# Given task
Strip the pictures and reproduce the rest of the listing exactly.

# Dataset records

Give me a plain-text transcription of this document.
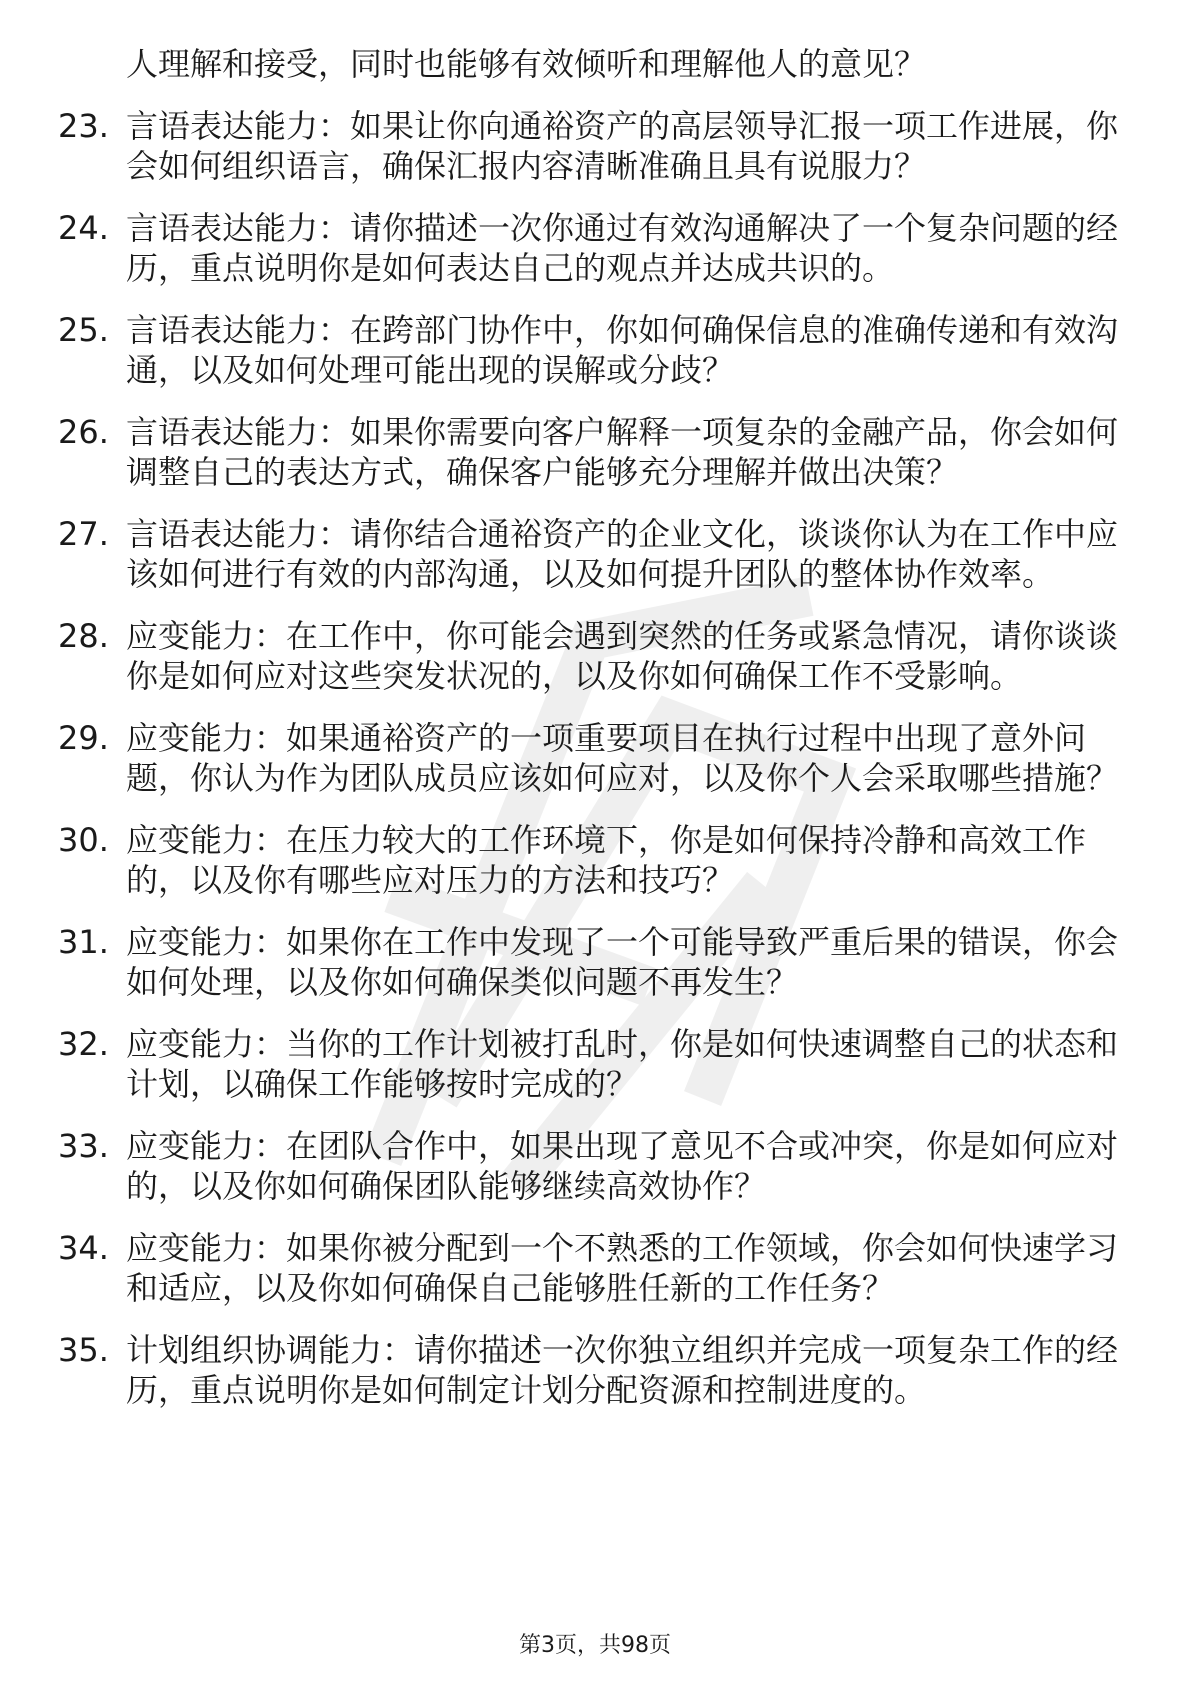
人理解和接受，同时也能够有效倾听和理解他人的意见？
23. 言语表达能力：如果让你向通裕资产的高层领导汇报一项工作进展，你会如何组织语言，确保汇报内容清晰准确且具有说服力？
24. 言语表达能力：请你描述一次你通过有效沟通解决了一个复杂问题的经历，重点说明你是如何表达自己的观点并达成共识的。
25. 言语表达能力：在跨部门协作中，你如何确保信息的准确传递和有效沟通，以及如何处理可能出现的误解或分歧？
26. 言语表达能力：如果你需要向客户解释一项复杂的金融产品，你会如何调整自己的表达方式，确保客户能够充分理解并做出决策？
27. 言语表达能力：请你结合通裕资产的企业文化，谈谈你认为在工作中应该如何进行有效的内部沟通，以及如何提升团队的整体协作效率。
28. 应变能力：在工作中，你可能会遇到突然的任务或紧急情况，请你谈谈你是如何应对这些突发状况的，以及你如何确保工作不受影响。
29. 应变能力：如果通裕资产的一项重要项目在执行过程中出现了意外问题，你认为作为团队成员应该如何应对，以及你个人会采取哪些措施？
30. 应变能力：在压力较大的工作环境下，你是如何保持冷静和高效工作的，以及你有哪些应对压力的方法和技巧？
31. 应变能力：如果你在工作中发现了一个可能导致严重后果的错误，你会如何处理，以及你如何确保类似问题不再发生？
32. 应变能力：当你的工作计划被打乱时，你是如何快速调整自己的状态和计划，以确保工作能够按时完成的？
33. 应变能力：在团队合作中，如果出现了意见不合或冲突，你是如何应对的，以及你如何确保团队能够继续高效协作？
34. 应变能力：如果你被分配到一个不熟悉的工作领域，你会如何快速学习和适应，以及你如何确保自己能够胜任新的工作任务？
35. 计划组织协调能力：请你描述一次你独立组织并完成一项复杂工作的经历，重点说明你是如何制定计划分配资源和控制进度的。
第3页，共98页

# Solution to this task
Give me a plain-text transcription of this document.
人理解和接受，同时也能够有效倾听和理解他人的意见？
23. 言语表达能力：如果让你向通裕资产的高层领导汇报一项工作进展，你会如何组织语言，确保汇报内容清晰准确且具有说服力？
24. 言语表达能力：请你描述一次你通过有效沟通解决了一个复杂问题的经历，重点说明你是如何表达自己的观点并达成共识的。
25. 言语表达能力：在跨部门协作中，你如何确保信息的准确传递和有效沟通，以及如何处理可能出现的误解或分歧？
26. 言语表达能力：如果你需要向客户解释一项复杂的金融产品，你会如何调整自己的表达方式，确保客户能够充分理解并做出决策？
27. 言语表达能力：请你结合通裕资产的企业文化，谈谈你认为在工作中应该如何进行有效的内部沟通，以及如何提升团队的整体协作效率。
28. 应变能力：在工作中，你可能会遇到突然的任务或紧急情况，请你谈谈你是如何应对这些突发状况的，以及你如何确保工作不受影响。
29. 应变能力：如果通裕资产的一项重要项目在执行过程中出现了意外问题，你认为作为团队成员应该如何应对，以及你个人会采取哪些措施？
30. 应变能力：在压力较大的工作环境下，你是如何保持冷静和高效工作的，以及你有哪些应对压力的方法和技巧？
31. 应变能力：如果你在工作中发现了一个可能导致严重后果的错误，你会如何处理，以及你如何确保类似问题不再发生？
32. 应变能力：当你的工作计划被打乱时，你是如何快速调整自己的状态和计划，以确保工作能够按时完成的？
33. 应变能力：在团队合作中，如果出现了意见不合或冲突，你是如何应对的，以及你如何确保团队能够继续高效协作？
34. 应变能力：如果你被分配到一个不熟悉的工作领域，你会如何快速学习和适应，以及你如何确保自己能够胜任新的工作任务？
35. 计划组织协调能力：请你描述一次你独立组织并完成一项复杂工作的经历，重点说明你是如何制定计划分配资源和控制进度的。
第3页，共98页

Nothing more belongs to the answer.